Exercise instructions ▸ Quote the whole listing word for word, please.

Dataset content ▸
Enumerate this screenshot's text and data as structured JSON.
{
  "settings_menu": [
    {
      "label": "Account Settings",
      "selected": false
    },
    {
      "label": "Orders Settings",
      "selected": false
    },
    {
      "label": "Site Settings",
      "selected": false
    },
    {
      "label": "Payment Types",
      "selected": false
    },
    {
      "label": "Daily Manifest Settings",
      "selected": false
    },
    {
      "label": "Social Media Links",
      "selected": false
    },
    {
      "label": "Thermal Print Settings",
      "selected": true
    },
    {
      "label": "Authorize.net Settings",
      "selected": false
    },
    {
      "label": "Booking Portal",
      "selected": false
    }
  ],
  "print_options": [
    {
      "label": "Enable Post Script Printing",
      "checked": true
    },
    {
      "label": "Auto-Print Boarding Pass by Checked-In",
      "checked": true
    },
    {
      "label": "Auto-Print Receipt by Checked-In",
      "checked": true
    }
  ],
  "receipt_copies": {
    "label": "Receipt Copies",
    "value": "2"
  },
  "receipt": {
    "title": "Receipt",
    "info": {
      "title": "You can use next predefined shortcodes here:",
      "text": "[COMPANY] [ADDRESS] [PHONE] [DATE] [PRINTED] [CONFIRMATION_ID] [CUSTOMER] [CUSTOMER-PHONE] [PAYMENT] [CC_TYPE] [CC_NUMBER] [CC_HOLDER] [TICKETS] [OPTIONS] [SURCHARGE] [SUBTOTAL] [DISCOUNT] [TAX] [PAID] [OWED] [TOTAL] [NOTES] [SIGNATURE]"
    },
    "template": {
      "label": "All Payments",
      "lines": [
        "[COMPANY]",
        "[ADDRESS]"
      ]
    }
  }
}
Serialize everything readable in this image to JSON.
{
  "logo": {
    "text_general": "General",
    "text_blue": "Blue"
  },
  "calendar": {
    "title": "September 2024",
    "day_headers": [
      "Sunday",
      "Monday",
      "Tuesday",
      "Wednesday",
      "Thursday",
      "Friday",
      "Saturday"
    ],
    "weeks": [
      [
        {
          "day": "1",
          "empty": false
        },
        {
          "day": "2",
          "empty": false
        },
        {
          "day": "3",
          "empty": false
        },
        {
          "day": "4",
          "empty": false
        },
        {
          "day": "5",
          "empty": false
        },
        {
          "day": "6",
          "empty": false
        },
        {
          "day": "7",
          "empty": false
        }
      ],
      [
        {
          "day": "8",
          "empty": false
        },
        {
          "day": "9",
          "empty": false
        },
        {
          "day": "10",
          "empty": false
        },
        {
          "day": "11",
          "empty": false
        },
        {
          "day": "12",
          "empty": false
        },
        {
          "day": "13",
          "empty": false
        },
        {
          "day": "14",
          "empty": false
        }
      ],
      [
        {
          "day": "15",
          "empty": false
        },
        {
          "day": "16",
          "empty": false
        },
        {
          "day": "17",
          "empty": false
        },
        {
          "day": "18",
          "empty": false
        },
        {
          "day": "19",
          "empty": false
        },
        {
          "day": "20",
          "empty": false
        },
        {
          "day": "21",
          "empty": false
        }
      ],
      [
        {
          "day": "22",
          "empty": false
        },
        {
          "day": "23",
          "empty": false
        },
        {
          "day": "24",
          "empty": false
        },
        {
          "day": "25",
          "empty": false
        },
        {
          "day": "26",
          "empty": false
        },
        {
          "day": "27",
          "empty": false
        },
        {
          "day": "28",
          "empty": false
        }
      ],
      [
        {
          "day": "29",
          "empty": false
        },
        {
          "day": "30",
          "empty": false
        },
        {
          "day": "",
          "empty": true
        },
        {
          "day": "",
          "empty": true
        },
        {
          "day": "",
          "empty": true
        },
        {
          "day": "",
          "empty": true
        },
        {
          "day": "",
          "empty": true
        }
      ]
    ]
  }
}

Solution for this exercise ▸
Enumerate this screenshot's text and data as structured JSON.
{
  "settings_menu": [
    {
      "label": "Account Settings",
      "selected": false
    },
    {
      "label": "Orders Settings",
      "selected": false
    },
    {
      "label": "Site Settings",
      "selected": false
    },
    {
      "label": "Payment Types",
      "selected": false
    },
    {
      "label": "Daily Manifest Settings",
      "selected": false
    },
    {
      "label": "Social Media Links",
      "selected": false
    },
    {
      "label": "Thermal Print Settings",
      "selected": true
    },
    {
      "label": "Authorize.net Settings",
      "selected": false
    },
    {
      "label": "Booking Portal",
      "selected": false
    }
  ],
  "print_options": [
    {
      "label": "Enable Post Script Printing",
      "checked": true
    },
    {
      "label": "Auto-Print Boarding Pass by Checked-In",
      "checked": true
    },
    {
      "label": "Auto-Print Receipt by Checked-In",
      "checked": true
    }
  ],
  "receipt_copies": {
    "label": "Receipt Copies",
    "value": "2"
  },
  "receipt": {
    "title": "Receipt",
    "info": {
      "title": "You can use next predefined shortcodes here:",
      "text": "[COMPANY] [ADDRESS] [PHONE] [DATE] [PRINTED] [CONFIRMATION_ID] [CUSTOMER] [CUSTOMER-PHONE] [PAYMENT] [CC_TYPE] [CC_NUMBER] [CC_HOLDER] [TICKETS] [OPTIONS] [SURCHARGE] [SUBTOTAL] [DISCOUNT] [TAX] [PAID] [OWED] [TOTAL] [NOTES] [SIGNATURE]"
    },
    "template": {
      "label": "All Payments",
      "lines": [
        "[COMPANY]",
        "[ADDRESS]"
      ]
    }
  }
}
Serialize everything readable in this image to JSON.
{
  "logo": {
    "text_general": "General",
    "text_blue": "Blue"
  },
  "calendar": {
    "title": "September 2024",
    "day_headers": [
      "Sunday",
      "Monday",
      "Tuesday",
      "Wednesday",
      "Thursday",
      "Friday",
      "Saturday"
    ],
    "weeks": [
      [
        {
          "day": "1",
          "empty": false
        },
        {
          "day": "2",
          "empty": false
        },
        {
          "day": "3",
          "empty": false
        },
        {
          "day": "4",
          "empty": false
        },
        {
          "day": "5",
          "empty": false
        },
        {
          "day": "6",
          "empty": false
        },
        {
          "day": "7",
          "empty": false
        }
      ],
      [
        {
          "day": "8",
          "empty": false
        },
        {
          "day": "9",
          "empty": false
        },
        {
          "day": "10",
          "empty": false
        },
        {
          "day": "11",
          "empty": false
        },
        {
          "day": "12",
          "empty": false
        },
        {
          "day": "13",
          "empty": false
        },
        {
          "day": "14",
          "empty": false
        }
      ],
      [
        {
          "day": "15",
          "empty": false
        },
        {
          "day": "16",
          "empty": false
        },
        {
          "day": "17",
          "empty": false
        },
        {
          "day": "18",
          "empty": false
        },
        {
          "day": "19",
          "empty": false
        },
        {
          "day": "20",
          "empty": false
        },
        {
          "day": "21",
          "empty": false
        }
      ],
      [
        {
          "day": "22",
          "empty": false
        },
        {
          "day": "23",
          "empty": false
        },
        {
          "day": "24",
          "empty": false
        },
        {
          "day": "25",
          "empty": false
        },
        {
          "day": "26",
          "empty": false
        },
        {
          "day": "27",
          "empty": false
        },
        {
          "day": "28",
          "empty": false
        }
      ],
      [
        {
          "day": "29",
          "empty": false
        },
        {
          "day": "30",
          "empty": false
        },
        {
          "day": "",
          "empty": true
        },
        {
          "day": "",
          "empty": true
        },
        {
          "day": "",
          "empty": true
        },
        {
          "day": "",
          "empty": true
        },
        {
          "day": "",
          "empty": true
        }
      ]
    ]
  }
}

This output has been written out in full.